Word for word, repeat the entries, minus the pictures.

Data items
====
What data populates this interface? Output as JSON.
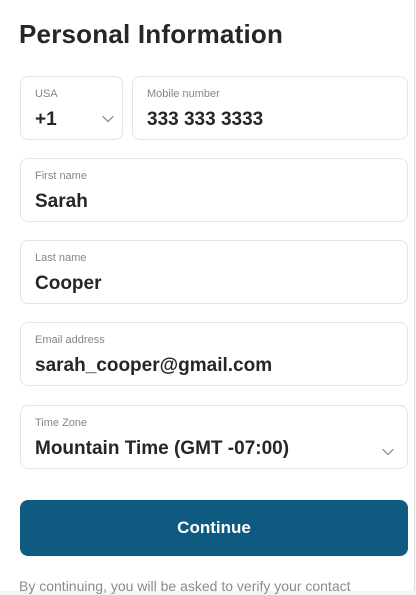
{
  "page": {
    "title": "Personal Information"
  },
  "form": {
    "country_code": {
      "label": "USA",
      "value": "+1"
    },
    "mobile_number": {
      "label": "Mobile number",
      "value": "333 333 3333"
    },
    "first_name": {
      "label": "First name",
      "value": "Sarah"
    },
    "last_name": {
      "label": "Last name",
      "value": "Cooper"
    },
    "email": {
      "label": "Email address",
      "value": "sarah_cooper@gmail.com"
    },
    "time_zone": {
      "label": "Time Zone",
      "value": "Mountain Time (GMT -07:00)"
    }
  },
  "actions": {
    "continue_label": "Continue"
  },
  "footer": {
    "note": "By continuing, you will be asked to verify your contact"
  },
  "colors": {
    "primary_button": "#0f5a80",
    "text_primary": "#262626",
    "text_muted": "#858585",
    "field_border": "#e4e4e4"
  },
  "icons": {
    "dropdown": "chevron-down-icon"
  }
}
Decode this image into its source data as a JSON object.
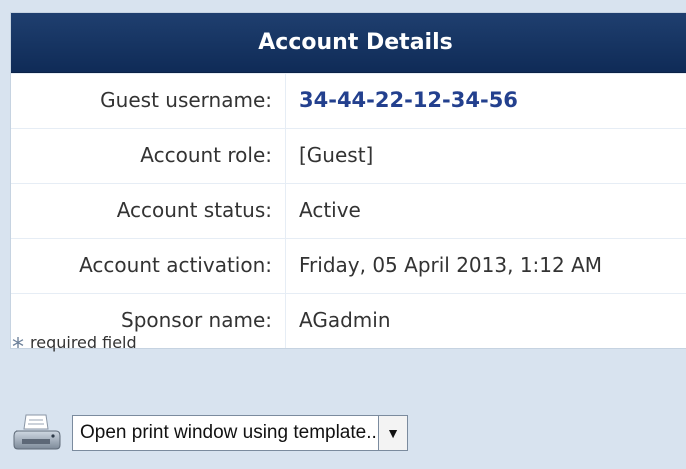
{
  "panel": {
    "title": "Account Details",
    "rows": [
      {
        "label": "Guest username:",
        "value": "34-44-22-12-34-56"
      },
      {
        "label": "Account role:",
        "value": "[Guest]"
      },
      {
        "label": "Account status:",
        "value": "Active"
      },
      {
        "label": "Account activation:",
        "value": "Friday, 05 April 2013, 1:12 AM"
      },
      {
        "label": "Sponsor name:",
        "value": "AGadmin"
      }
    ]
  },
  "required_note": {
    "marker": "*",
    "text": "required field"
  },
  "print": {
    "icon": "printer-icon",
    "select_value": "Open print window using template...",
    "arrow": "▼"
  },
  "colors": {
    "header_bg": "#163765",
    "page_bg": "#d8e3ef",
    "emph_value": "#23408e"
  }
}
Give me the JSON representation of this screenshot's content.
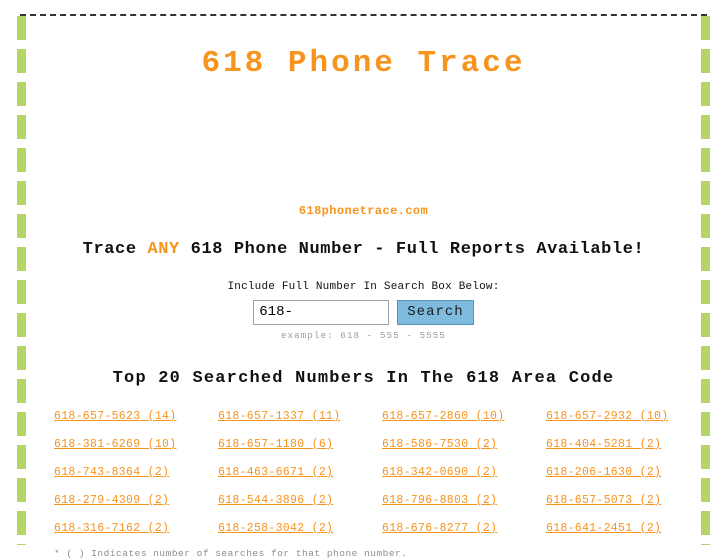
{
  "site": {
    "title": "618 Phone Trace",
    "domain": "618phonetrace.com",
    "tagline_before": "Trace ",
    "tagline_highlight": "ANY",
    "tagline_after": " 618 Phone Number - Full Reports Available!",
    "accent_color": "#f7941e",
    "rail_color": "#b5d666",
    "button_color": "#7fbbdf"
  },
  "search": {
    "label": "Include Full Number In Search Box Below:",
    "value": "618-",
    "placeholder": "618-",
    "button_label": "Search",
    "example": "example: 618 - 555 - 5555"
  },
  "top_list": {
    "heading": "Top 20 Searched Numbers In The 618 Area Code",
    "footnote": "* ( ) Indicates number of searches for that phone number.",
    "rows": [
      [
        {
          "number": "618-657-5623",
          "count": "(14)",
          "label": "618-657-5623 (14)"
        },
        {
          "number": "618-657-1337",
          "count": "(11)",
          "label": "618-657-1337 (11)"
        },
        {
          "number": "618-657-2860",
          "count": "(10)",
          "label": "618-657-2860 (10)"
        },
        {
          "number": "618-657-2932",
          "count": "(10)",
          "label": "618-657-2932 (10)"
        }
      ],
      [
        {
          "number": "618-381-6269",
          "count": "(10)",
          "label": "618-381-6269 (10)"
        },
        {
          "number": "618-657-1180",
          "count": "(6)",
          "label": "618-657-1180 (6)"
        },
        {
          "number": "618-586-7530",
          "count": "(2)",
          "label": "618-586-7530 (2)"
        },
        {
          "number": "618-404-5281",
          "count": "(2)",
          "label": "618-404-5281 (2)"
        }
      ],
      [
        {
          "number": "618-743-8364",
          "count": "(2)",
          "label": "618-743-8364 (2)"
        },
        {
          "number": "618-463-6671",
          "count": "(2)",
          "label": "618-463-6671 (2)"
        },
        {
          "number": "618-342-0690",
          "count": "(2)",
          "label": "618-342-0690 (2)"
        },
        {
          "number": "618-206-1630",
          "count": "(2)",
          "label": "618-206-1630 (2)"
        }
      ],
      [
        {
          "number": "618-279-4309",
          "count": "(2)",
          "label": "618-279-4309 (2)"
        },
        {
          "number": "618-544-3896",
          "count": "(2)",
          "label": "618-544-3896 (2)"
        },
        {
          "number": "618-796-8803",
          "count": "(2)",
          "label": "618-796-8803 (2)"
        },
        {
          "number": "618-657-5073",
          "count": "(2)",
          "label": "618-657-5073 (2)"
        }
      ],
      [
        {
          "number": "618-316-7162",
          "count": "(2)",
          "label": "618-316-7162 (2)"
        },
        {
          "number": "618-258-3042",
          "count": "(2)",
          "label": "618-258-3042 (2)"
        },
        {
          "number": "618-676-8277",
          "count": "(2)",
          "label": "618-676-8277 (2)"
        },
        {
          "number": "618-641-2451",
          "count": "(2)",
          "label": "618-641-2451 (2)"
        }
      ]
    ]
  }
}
====
RESULT
What data populates this interface? Output as JSON.
{
  "page": {
    "title": "Personal Information"
  },
  "form": {
    "country_code": {
      "label": "USA",
      "value": "+1"
    },
    "mobile_number": {
      "label": "Mobile number",
      "value": "333 333 3333"
    },
    "first_name": {
      "label": "First name",
      "value": "Sarah"
    },
    "last_name": {
      "label": "Last name",
      "value": "Cooper"
    },
    "email": {
      "label": "Email address",
      "value": "sarah_cooper@gmail.com"
    },
    "time_zone": {
      "label": "Time Zone",
      "value": "Mountain Time (GMT -07:00)"
    }
  },
  "actions": {
    "continue_label": "Continue"
  },
  "footer": {
    "note": "By continuing, you will be asked to verify your contact"
  },
  "colors": {
    "primary_button": "#0f5a80",
    "text_primary": "#262626",
    "text_muted": "#858585",
    "field_border": "#e4e4e4"
  },
  "icons": {
    "dropdown": "chevron-down-icon"
  }
}
Decode this image into its source data as a JSON object.
{
  "panel": {
    "title": "Account Details",
    "rows": [
      {
        "label": "Guest username:",
        "value": "34-44-22-12-34-56"
      },
      {
        "label": "Account role:",
        "value": "[Guest]"
      },
      {
        "label": "Account status:",
        "value": "Active"
      },
      {
        "label": "Account activation:",
        "value": "Friday, 05 April 2013, 1:12 AM"
      },
      {
        "label": "Sponsor name:",
        "value": "AGadmin"
      }
    ]
  },
  "required_note": {
    "marker": "*",
    "text": "required field"
  },
  "print": {
    "icon": "printer-icon",
    "select_value": "Open print window using template...",
    "arrow": "▼"
  },
  "colors": {
    "header_bg": "#163765",
    "page_bg": "#d8e3ef",
    "emph_value": "#23408e"
  }
}
Give me the JSON representation of this screenshot's content.
{
  "site": {
    "title": "618 Phone Trace",
    "domain": "618phonetrace.com",
    "tagline_before": "Trace ",
    "tagline_highlight": "ANY",
    "tagline_after": " 618 Phone Number - Full Reports Available!",
    "accent_color": "#f7941e",
    "rail_color": "#b5d666",
    "button_color": "#7fbbdf"
  },
  "search": {
    "label": "Include Full Number In Search Box Below:",
    "value": "618-",
    "placeholder": "618-",
    "button_label": "Search",
    "example": "example: 618 - 555 - 5555"
  },
  "top_list": {
    "heading": "Top 20 Searched Numbers In The 618 Area Code",
    "footnote": "* ( ) Indicates number of searches for that phone number.",
    "rows": [
      [
        {
          "number": "618-657-5623",
          "count": "(14)",
          "label": "618-657-5623 (14)"
        },
        {
          "number": "618-657-1337",
          "count": "(11)",
          "label": "618-657-1337 (11)"
        },
        {
          "number": "618-657-2860",
          "count": "(10)",
          "label": "618-657-2860 (10)"
        },
        {
          "number": "618-657-2932",
          "count": "(10)",
          "label": "618-657-2932 (10)"
        }
      ],
      [
        {
          "number": "618-381-6269",
          "count": "(10)",
          "label": "618-381-6269 (10)"
        },
        {
          "number": "618-657-1180",
          "count": "(6)",
          "label": "618-657-1180 (6)"
        },
        {
          "number": "618-586-7530",
          "count": "(2)",
          "label": "618-586-7530 (2)"
        },
        {
          "number": "618-404-5281",
          "count": "(2)",
          "label": "618-404-5281 (2)"
        }
      ],
      [
        {
          "number": "618-743-8364",
          "count": "(2)",
          "label": "618-743-8364 (2)"
        },
        {
          "number": "618-463-6671",
          "count": "(2)",
          "label": "618-463-6671 (2)"
        },
        {
          "number": "618-342-0690",
          "count": "(2)",
          "label": "618-342-0690 (2)"
        },
        {
          "number": "618-206-1630",
          "count": "(2)",
          "label": "618-206-1630 (2)"
        }
      ],
      [
        {
          "number": "618-279-4309",
          "count": "(2)",
          "label": "618-279-4309 (2)"
        },
        {
          "number": "618-544-3896",
          "count": "(2)",
          "label": "618-544-3896 (2)"
        },
        {
          "number": "618-796-8803",
          "count": "(2)",
          "label": "618-796-8803 (2)"
        },
        {
          "number": "618-657-5073",
          "count": "(2)",
          "label": "618-657-5073 (2)"
        }
      ],
      [
        {
          "number": "618-316-7162",
          "count": "(2)",
          "label": "618-316-7162 (2)"
        },
        {
          "number": "618-258-3042",
          "count": "(2)",
          "label": "618-258-3042 (2)"
        },
        {
          "number": "618-676-8277",
          "count": "(2)",
          "label": "618-676-8277 (2)"
        },
        {
          "number": "618-641-2451",
          "count": "(2)",
          "label": "618-641-2451 (2)"
        }
      ]
    ]
  }
}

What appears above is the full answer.